> Stated exercise: Below are the records; locate each line with the word "dụng" and copy it.
— START OF Supplied material —
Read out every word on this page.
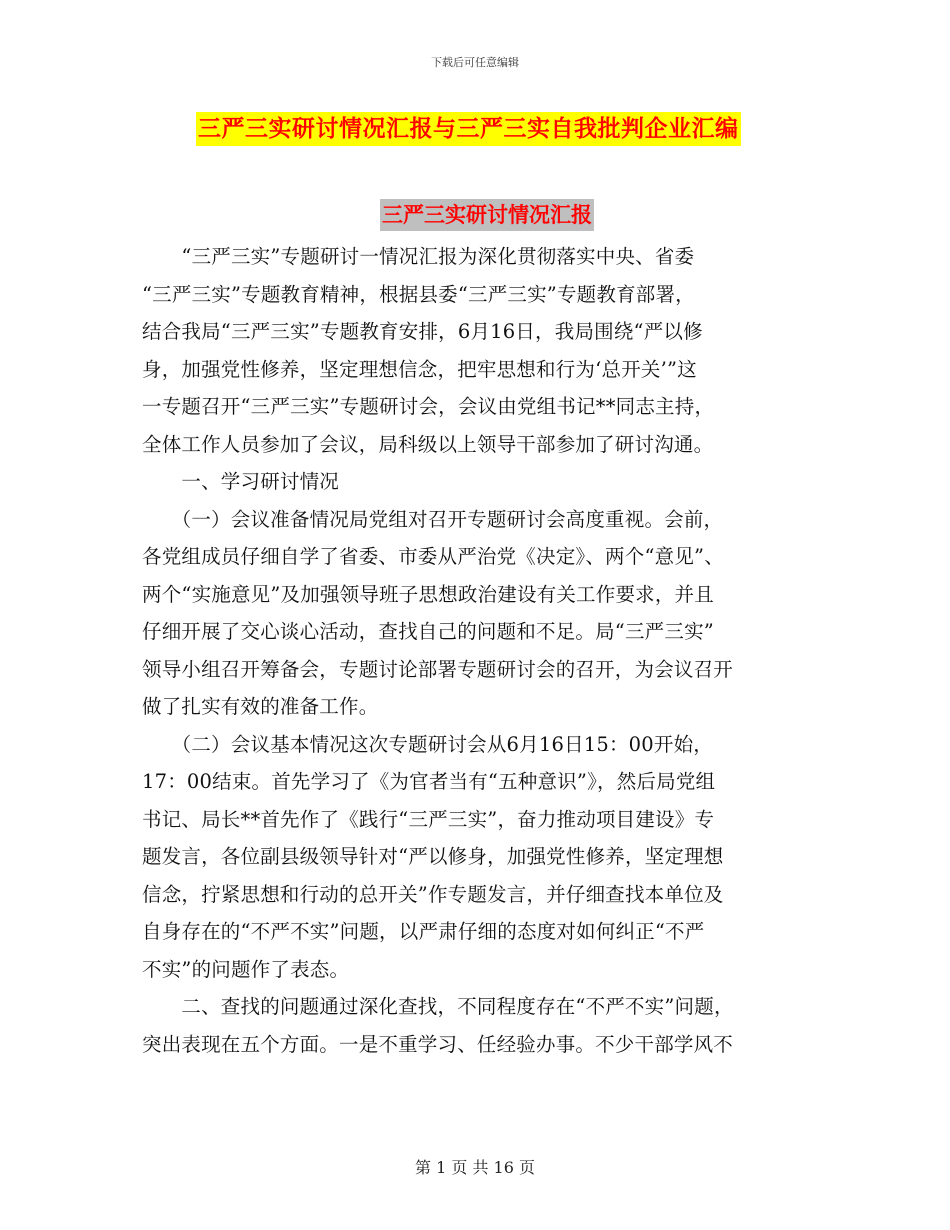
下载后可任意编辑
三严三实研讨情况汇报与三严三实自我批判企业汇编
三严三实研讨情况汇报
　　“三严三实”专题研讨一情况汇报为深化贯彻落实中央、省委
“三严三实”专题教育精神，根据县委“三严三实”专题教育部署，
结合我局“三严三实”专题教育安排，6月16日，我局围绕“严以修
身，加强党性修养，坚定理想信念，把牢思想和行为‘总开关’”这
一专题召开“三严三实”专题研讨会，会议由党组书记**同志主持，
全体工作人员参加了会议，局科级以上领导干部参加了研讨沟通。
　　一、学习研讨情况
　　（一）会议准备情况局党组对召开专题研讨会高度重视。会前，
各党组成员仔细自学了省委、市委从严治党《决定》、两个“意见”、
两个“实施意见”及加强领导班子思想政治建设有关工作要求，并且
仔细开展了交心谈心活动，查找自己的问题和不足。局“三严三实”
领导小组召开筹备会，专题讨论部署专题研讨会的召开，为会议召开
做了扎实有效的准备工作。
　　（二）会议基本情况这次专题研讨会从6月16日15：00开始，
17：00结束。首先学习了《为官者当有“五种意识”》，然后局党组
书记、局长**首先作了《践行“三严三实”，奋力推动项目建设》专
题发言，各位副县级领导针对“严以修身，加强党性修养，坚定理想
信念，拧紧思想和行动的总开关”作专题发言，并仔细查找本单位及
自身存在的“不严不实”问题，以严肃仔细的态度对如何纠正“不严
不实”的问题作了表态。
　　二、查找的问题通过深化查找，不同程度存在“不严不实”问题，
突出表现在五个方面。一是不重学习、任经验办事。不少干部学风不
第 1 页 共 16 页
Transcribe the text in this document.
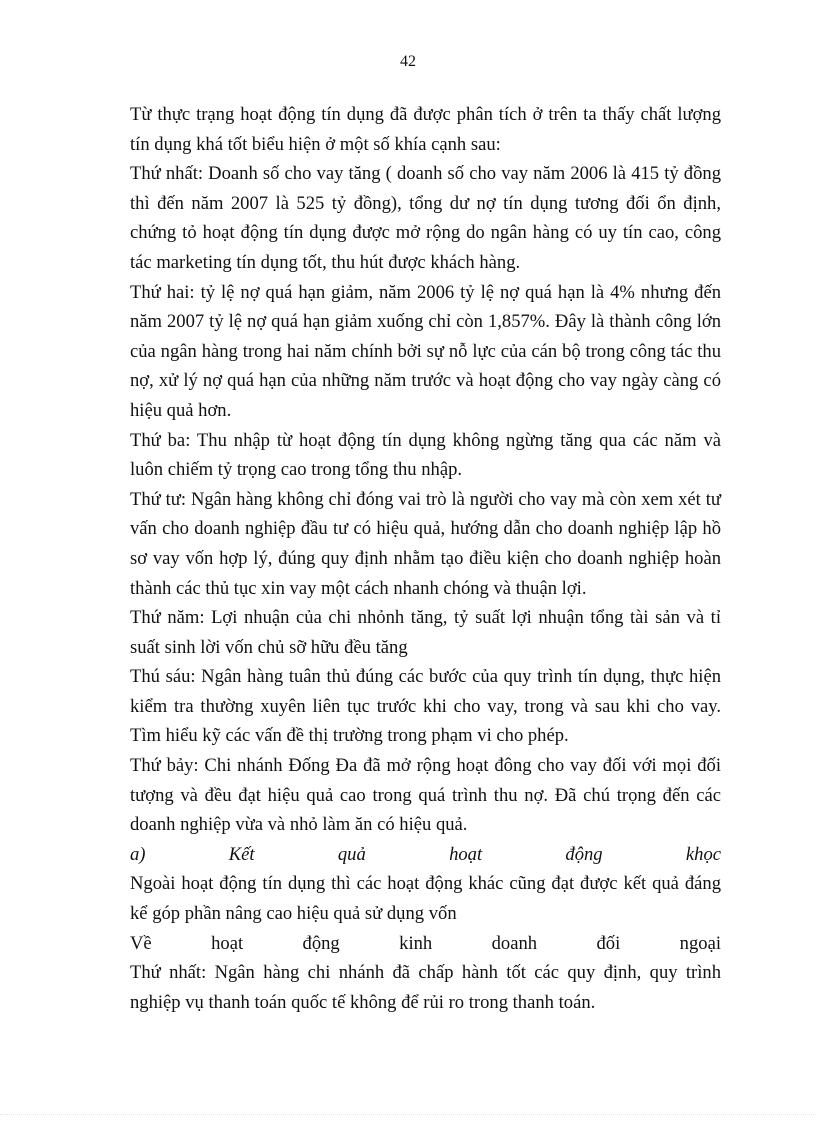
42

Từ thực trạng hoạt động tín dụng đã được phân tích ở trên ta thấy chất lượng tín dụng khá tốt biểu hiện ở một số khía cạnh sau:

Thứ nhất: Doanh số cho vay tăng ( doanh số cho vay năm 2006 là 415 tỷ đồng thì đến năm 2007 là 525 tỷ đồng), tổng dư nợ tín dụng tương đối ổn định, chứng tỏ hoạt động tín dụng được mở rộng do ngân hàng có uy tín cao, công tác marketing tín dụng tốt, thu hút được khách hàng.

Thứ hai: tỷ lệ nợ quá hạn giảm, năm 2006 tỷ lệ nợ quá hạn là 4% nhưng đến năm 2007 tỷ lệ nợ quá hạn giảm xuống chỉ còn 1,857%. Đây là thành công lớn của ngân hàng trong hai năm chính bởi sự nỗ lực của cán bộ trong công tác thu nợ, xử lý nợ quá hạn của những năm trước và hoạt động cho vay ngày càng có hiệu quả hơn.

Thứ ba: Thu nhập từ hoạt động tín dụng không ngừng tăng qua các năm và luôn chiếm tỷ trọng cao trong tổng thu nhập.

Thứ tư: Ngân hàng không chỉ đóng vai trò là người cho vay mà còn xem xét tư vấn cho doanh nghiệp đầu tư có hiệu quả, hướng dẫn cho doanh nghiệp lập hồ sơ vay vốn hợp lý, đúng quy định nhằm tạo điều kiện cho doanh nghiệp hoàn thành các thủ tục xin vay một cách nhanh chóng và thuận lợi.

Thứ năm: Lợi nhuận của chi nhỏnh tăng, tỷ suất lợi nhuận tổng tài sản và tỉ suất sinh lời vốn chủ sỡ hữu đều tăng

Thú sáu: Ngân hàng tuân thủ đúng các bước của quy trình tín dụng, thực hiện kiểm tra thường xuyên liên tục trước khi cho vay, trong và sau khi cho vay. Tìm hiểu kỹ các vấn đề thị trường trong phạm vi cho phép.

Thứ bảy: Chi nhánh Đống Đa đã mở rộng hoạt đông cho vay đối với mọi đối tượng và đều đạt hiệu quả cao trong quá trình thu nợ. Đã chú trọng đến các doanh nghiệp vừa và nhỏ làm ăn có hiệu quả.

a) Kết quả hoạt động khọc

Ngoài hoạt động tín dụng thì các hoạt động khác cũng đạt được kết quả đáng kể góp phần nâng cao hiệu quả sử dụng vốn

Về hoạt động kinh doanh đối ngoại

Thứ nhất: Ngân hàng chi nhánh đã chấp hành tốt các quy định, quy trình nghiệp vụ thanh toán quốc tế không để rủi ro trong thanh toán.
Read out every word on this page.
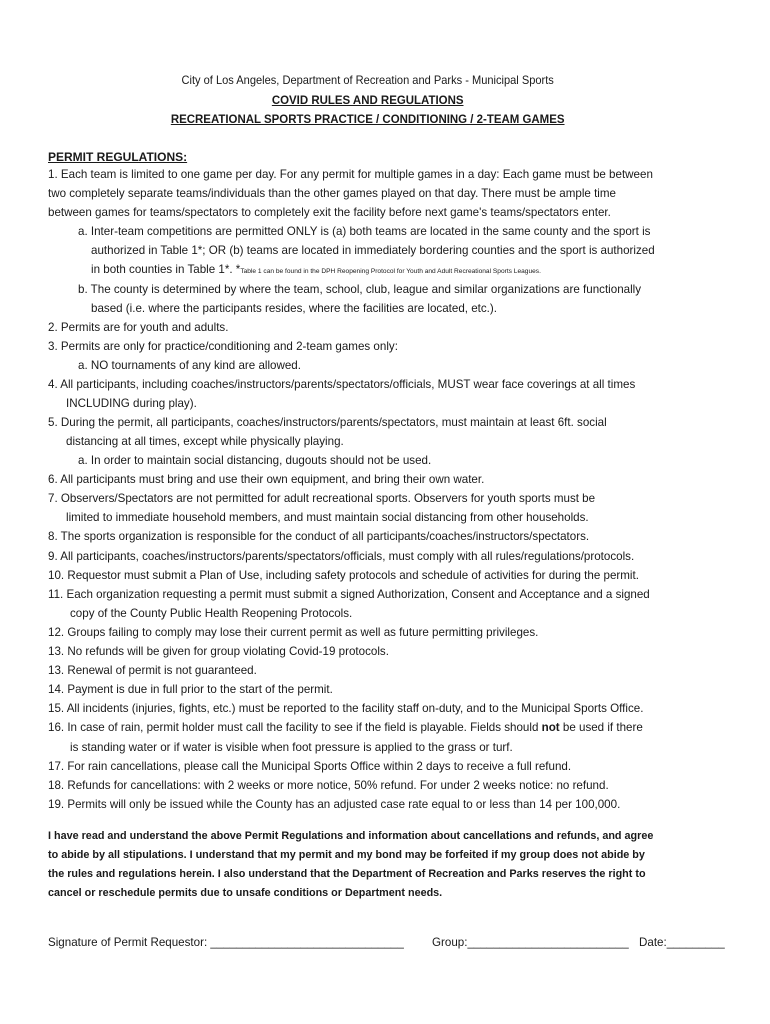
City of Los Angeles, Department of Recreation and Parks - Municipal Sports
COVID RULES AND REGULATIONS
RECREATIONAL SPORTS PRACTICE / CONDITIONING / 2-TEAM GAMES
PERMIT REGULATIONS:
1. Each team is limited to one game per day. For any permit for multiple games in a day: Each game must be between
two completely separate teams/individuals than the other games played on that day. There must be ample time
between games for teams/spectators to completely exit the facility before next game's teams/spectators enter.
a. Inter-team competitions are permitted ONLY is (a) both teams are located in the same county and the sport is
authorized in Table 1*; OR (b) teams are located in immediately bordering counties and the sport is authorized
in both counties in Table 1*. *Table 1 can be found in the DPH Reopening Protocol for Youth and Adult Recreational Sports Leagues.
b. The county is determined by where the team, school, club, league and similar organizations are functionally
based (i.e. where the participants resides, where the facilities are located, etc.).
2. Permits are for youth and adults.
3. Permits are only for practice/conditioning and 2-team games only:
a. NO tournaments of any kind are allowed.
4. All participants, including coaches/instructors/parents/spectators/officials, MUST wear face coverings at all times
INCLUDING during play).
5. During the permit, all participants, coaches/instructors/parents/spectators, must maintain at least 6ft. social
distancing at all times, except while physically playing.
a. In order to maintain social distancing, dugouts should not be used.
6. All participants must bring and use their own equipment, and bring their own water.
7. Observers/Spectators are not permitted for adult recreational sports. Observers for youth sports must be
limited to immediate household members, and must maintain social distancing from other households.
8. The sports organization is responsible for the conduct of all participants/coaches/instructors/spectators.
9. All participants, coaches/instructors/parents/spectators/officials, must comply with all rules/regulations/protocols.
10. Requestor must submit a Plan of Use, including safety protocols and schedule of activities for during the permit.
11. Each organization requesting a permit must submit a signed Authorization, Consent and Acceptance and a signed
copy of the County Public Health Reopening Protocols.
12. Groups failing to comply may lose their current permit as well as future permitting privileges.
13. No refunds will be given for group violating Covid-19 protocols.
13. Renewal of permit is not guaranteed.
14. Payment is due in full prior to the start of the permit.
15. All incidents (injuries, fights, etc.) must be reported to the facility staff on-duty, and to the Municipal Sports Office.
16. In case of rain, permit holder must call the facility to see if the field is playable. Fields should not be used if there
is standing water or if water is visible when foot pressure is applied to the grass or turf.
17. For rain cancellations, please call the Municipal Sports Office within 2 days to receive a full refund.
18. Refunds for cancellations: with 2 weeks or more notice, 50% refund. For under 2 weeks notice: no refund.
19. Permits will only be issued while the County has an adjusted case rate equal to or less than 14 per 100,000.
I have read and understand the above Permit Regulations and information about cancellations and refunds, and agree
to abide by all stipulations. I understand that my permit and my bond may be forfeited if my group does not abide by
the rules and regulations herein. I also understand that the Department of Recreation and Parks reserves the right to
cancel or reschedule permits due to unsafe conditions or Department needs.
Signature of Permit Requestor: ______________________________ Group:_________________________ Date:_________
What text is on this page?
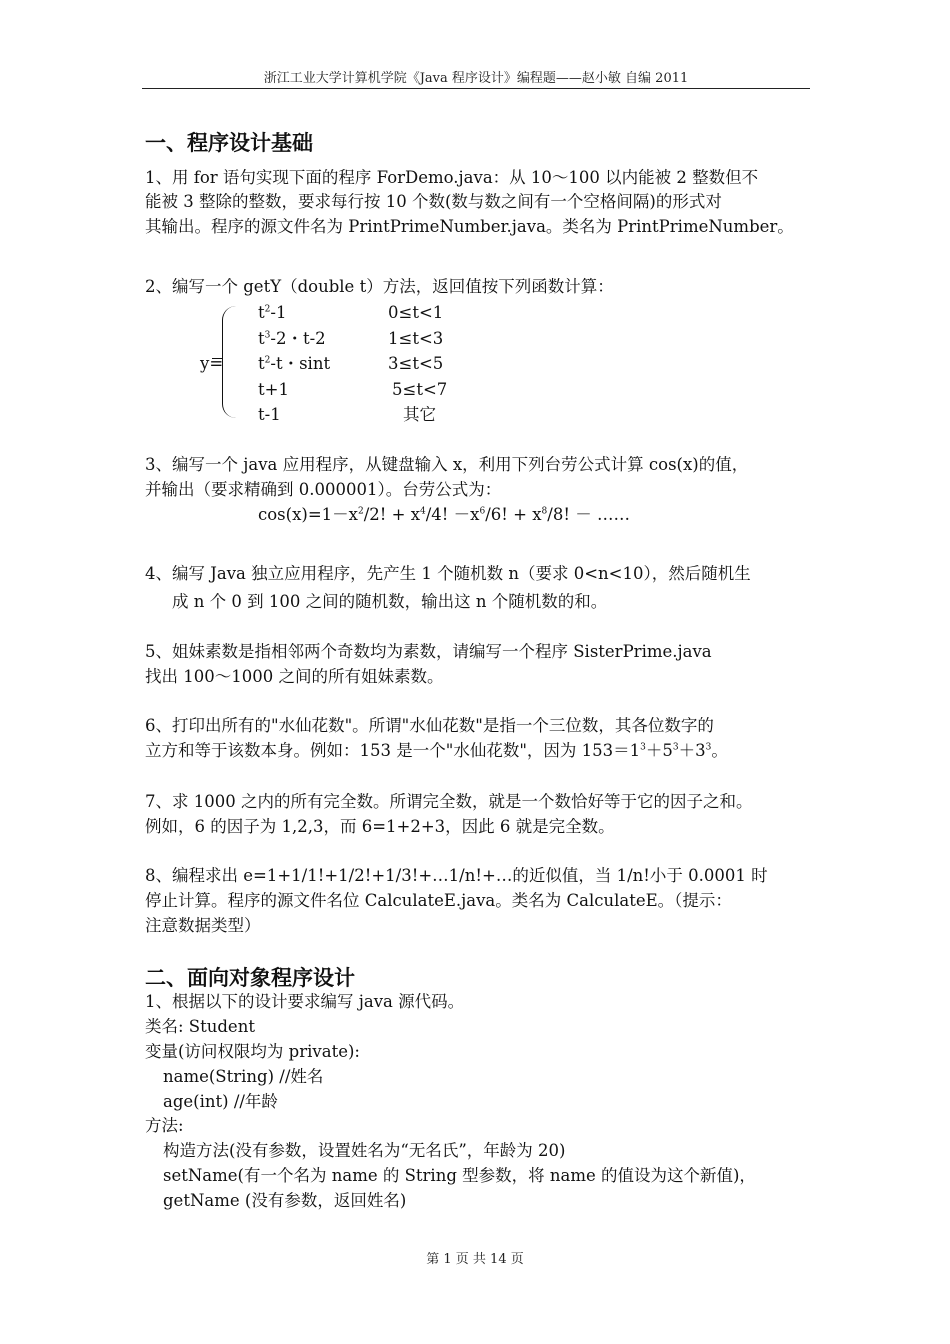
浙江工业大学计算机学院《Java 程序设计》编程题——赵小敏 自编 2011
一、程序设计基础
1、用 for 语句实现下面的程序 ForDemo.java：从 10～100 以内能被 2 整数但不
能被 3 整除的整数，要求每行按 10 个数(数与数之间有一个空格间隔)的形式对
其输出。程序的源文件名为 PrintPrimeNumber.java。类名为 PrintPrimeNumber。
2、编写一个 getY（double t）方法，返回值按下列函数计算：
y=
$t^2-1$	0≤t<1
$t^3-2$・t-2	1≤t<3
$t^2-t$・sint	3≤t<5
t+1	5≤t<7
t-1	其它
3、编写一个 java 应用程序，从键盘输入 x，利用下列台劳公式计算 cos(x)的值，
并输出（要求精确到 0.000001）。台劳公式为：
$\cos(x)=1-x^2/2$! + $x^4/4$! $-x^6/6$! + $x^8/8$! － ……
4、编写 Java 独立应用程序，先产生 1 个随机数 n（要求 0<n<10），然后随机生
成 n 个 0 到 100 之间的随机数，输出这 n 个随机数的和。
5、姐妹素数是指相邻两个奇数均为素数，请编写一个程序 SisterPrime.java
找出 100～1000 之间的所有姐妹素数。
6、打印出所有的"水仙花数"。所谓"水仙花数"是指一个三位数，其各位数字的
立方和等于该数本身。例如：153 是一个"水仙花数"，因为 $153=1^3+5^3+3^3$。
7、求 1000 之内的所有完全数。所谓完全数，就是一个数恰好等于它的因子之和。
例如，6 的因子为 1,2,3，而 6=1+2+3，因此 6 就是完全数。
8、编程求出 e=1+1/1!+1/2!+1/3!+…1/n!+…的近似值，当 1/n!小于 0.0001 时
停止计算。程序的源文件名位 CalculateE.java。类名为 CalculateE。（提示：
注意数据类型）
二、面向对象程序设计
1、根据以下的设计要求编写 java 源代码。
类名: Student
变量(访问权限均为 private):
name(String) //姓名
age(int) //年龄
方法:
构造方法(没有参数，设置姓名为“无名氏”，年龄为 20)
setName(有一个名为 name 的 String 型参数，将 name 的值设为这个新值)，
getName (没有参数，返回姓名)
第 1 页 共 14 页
— END OF Supplied material —
> The solution:
Từ thực trạng hoạt động tín dụng đã được phân tích ở trên ta thấy chất lượng tín dụng khá tốt biểu hiện ở một số khía cạnh sau:
Thứ nhất: Doanh số cho vay tăng ( doanh số cho vay năm 2006 là 415 tỷ đồng thì đến năm 2007 là 525 tỷ đồng), tổng dư nợ tín dụng tương đối ổn định, chứng tỏ hoạt động tín dụng được mở rộng do ngân hàng có uy tín cao, công tác marketing tín dụng tốt, thu hút được khách hàng.
Thứ ba: Thu nhập từ hoạt động tín dụng không ngừng tăng qua các năm và luôn chiếm tỷ trọng cao trong tổng thu nhập.
Thú sáu: Ngân hàng tuân thủ đúng các bước của quy trình tín dụng, thực hiện kiểm tra thường xuyên liên tục trước khi cho vay, trong và sau khi cho vay. Tìm hiểu kỹ các vấn đề thị trường trong phạm vi cho phép.
Ngoài hoạt động tín dụng thì các hoạt động khác cũng đạt được kết quả đáng kể góp phần nâng cao hiệu quả sử dụng vốn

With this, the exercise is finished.